--- begin RECORDS PROVIDED ---

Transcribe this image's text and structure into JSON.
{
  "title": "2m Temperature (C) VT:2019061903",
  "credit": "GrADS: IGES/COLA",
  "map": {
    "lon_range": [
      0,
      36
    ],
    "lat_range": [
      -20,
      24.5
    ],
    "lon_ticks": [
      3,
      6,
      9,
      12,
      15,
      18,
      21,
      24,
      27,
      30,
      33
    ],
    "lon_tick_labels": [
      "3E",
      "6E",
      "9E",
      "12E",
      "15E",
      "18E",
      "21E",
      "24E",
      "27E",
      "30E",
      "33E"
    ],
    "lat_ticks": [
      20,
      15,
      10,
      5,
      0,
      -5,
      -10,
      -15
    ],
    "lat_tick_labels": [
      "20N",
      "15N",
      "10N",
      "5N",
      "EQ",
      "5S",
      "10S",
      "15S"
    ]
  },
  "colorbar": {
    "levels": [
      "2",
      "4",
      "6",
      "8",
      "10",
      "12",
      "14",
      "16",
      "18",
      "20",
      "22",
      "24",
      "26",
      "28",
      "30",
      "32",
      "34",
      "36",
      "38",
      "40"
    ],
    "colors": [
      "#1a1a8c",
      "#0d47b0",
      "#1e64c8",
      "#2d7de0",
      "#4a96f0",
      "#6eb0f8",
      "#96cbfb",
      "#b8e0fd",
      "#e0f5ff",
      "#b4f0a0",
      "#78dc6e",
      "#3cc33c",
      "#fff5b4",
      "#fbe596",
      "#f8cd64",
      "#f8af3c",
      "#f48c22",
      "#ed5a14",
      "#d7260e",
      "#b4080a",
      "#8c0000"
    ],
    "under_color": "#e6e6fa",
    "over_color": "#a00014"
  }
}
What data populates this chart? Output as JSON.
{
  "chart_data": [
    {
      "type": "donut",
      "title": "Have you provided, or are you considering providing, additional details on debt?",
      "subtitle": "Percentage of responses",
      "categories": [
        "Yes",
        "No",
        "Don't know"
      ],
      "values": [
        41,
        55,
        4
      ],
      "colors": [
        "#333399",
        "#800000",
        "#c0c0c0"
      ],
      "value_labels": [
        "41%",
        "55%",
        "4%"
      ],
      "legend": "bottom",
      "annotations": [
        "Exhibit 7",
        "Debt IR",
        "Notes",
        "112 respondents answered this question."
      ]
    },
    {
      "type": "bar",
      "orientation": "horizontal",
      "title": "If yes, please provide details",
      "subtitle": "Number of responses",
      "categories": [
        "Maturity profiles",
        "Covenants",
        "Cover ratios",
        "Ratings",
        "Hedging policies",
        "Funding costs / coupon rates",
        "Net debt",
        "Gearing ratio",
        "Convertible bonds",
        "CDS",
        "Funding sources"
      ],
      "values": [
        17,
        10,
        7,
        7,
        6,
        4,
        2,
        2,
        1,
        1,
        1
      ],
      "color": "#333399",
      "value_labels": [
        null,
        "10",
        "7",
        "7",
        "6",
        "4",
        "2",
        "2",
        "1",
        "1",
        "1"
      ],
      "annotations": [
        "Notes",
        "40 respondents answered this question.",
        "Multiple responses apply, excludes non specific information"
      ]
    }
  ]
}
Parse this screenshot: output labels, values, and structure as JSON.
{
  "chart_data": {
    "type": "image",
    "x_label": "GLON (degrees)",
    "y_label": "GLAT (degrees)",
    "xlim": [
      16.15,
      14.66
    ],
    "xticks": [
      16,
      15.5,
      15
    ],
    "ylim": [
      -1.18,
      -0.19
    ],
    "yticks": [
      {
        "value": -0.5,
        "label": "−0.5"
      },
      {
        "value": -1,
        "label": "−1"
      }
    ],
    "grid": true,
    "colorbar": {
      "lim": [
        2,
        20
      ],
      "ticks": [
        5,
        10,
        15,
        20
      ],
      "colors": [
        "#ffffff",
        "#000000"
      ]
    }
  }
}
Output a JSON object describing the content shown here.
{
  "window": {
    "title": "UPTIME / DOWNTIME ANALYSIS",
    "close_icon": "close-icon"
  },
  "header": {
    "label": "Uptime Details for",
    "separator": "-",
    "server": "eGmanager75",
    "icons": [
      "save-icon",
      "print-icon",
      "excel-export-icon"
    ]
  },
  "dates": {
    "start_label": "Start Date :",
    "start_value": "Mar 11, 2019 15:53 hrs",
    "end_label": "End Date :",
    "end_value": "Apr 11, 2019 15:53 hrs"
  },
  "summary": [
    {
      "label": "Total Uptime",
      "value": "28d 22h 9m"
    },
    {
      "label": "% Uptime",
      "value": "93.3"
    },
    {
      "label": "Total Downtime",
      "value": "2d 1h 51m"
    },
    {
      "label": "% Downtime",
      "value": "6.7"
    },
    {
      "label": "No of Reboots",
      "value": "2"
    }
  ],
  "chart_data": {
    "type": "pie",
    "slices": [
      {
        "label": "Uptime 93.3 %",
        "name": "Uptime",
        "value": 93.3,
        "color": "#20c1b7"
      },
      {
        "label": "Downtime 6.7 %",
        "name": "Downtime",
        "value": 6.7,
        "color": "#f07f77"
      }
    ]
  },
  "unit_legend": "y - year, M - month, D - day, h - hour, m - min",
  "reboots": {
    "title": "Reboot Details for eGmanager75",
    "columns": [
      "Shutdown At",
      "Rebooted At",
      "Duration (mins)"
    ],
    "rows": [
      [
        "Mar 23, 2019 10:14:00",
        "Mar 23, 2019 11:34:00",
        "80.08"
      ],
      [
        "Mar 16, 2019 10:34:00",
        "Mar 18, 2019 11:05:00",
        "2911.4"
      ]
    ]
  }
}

--- end RECORDS PROVIDED ---

WORK REQUIRED → Lines that include the word "degrees" are to be extracted from the data above.

RESPONSE BELOW →
    "x_label": "GLON (degrees)",
    "y_label": "GLAT (degrees)",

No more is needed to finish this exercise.